== THE PROBLEM ==
Could you repeat the records below exactly, leaving out any pictures?

>> BEGIN EXTRACTED MATERIAL

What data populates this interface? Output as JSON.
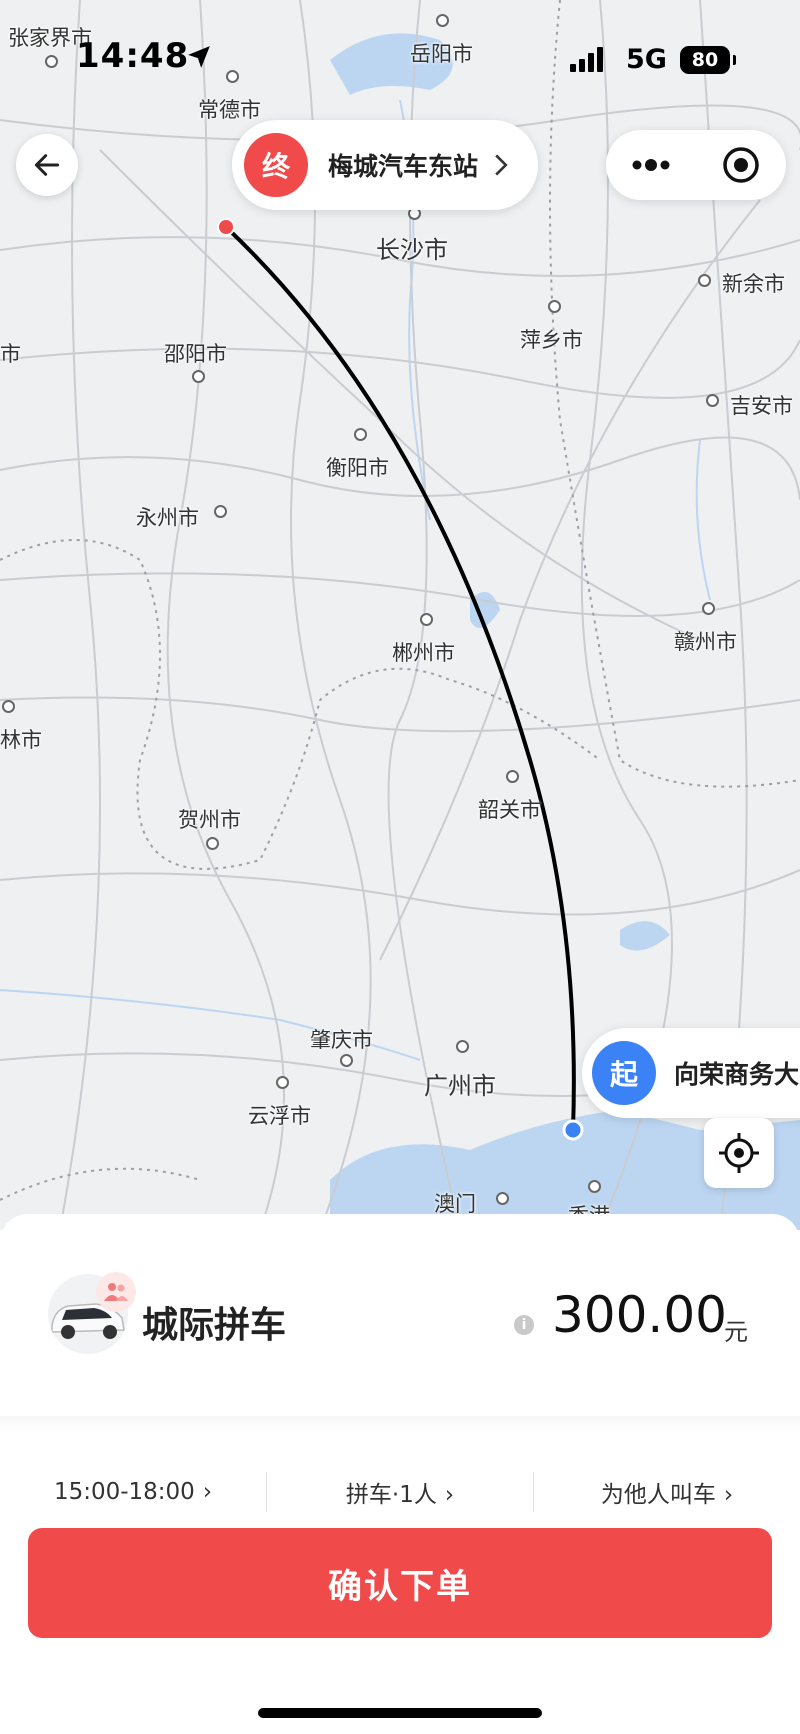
{
  "status_bar": {
    "time": "14:48",
    "network": "5G",
    "battery": "80"
  },
  "map": {
    "cities": [
      {
        "id": "zhangjiajie",
        "label": "张家界市"
      },
      {
        "id": "yueyang",
        "label": "岳阳市"
      },
      {
        "id": "changde",
        "label": "常德市"
      },
      {
        "id": "changsha",
        "label": "长沙市"
      },
      {
        "id": "xinyu",
        "label": "新余市"
      },
      {
        "id": "pingxiang",
        "label": "萍乡市"
      },
      {
        "id": "shi",
        "label": "市"
      },
      {
        "id": "shaoyang",
        "label": "邵阳市"
      },
      {
        "id": "jian",
        "label": "吉安市"
      },
      {
        "id": "hengyang",
        "label": "衡阳市"
      },
      {
        "id": "yongzhou",
        "label": "永州市"
      },
      {
        "id": "ganzhou",
        "label": "赣州市"
      },
      {
        "id": "chenzhou",
        "label": "郴州市"
      },
      {
        "id": "lin",
        "label": "林市"
      },
      {
        "id": "shaoguan",
        "label": "韶关市"
      },
      {
        "id": "hezhou",
        "label": "贺州市"
      },
      {
        "id": "zhaoqing",
        "label": "肇庆市"
      },
      {
        "id": "guangzhou",
        "label": "广州市"
      },
      {
        "id": "yunfu",
        "label": "云浮市"
      },
      {
        "id": "macau",
        "label": "澳门"
      },
      {
        "id": "hongkong",
        "label": "香港"
      }
    ]
  },
  "destination": {
    "badge": "终",
    "name": "梅城汽车东站"
  },
  "origin": {
    "badge": "起",
    "name": "向荣商务大"
  },
  "colors": {
    "accent": "#f04a4a",
    "origin": "#3b82f6",
    "route": "#000000"
  },
  "ride": {
    "product": "城际拼车",
    "price": "300.00",
    "unit": "元"
  },
  "options": [
    {
      "id": "time",
      "label": "15:00-18:00"
    },
    {
      "id": "seats",
      "label": "拼车·1人"
    },
    {
      "id": "for_others",
      "label": "为他人叫车"
    }
  ],
  "confirm_label": "确认下单",
  "icons": {
    "back": "arrow-left-icon",
    "more": "more-dots-icon",
    "record": "target-icon",
    "locate": "crosshair-icon",
    "info": "info-icon",
    "chevron": "chevron-right-icon"
  }
}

>> END EXTRACTED MATERIAL

== FINISHED EXERCISE ==
What data populates this interface? Output as JSON.
{
  "status_bar": {
    "time": "14:48",
    "network": "5G",
    "battery": "80"
  },
  "map": {
    "cities": [
      {
        "id": "zhangjiajie",
        "label": "张家界市"
      },
      {
        "id": "yueyang",
        "label": "岳阳市"
      },
      {
        "id": "changde",
        "label": "常德市"
      },
      {
        "id": "changsha",
        "label": "长沙市"
      },
      {
        "id": "xinyu",
        "label": "新余市"
      },
      {
        "id": "pingxiang",
        "label": "萍乡市"
      },
      {
        "id": "shi",
        "label": "市"
      },
      {
        "id": "shaoyang",
        "label": "邵阳市"
      },
      {
        "id": "jian",
        "label": "吉安市"
      },
      {
        "id": "hengyang",
        "label": "衡阳市"
      },
      {
        "id": "yongzhou",
        "label": "永州市"
      },
      {
        "id": "ganzhou",
        "label": "赣州市"
      },
      {
        "id": "chenzhou",
        "label": "郴州市"
      },
      {
        "id": "lin",
        "label": "林市"
      },
      {
        "id": "shaoguan",
        "label": "韶关市"
      },
      {
        "id": "hezhou",
        "label": "贺州市"
      },
      {
        "id": "zhaoqing",
        "label": "肇庆市"
      },
      {
        "id": "guangzhou",
        "label": "广州市"
      },
      {
        "id": "yunfu",
        "label": "云浮市"
      },
      {
        "id": "macau",
        "label": "澳门"
      },
      {
        "id": "hongkong",
        "label": "香港"
      }
    ]
  },
  "destination": {
    "badge": "终",
    "name": "梅城汽车东站"
  },
  "origin": {
    "badge": "起",
    "name": "向荣商务大"
  },
  "colors": {
    "accent": "#f04a4a",
    "origin": "#3b82f6",
    "route": "#000000"
  },
  "ride": {
    "product": "城际拼车",
    "price": "300.00",
    "unit": "元"
  },
  "options": [
    {
      "id": "time",
      "label": "15:00-18:00"
    },
    {
      "id": "seats",
      "label": "拼车·1人"
    },
    {
      "id": "for_others",
      "label": "为他人叫车"
    }
  ],
  "confirm_label": "确认下单",
  "icons": {
    "back": "arrow-left-icon",
    "more": "more-dots-icon",
    "record": "target-icon",
    "locate": "crosshair-icon",
    "info": "info-icon",
    "chevron": "chevron-right-icon"
  }
}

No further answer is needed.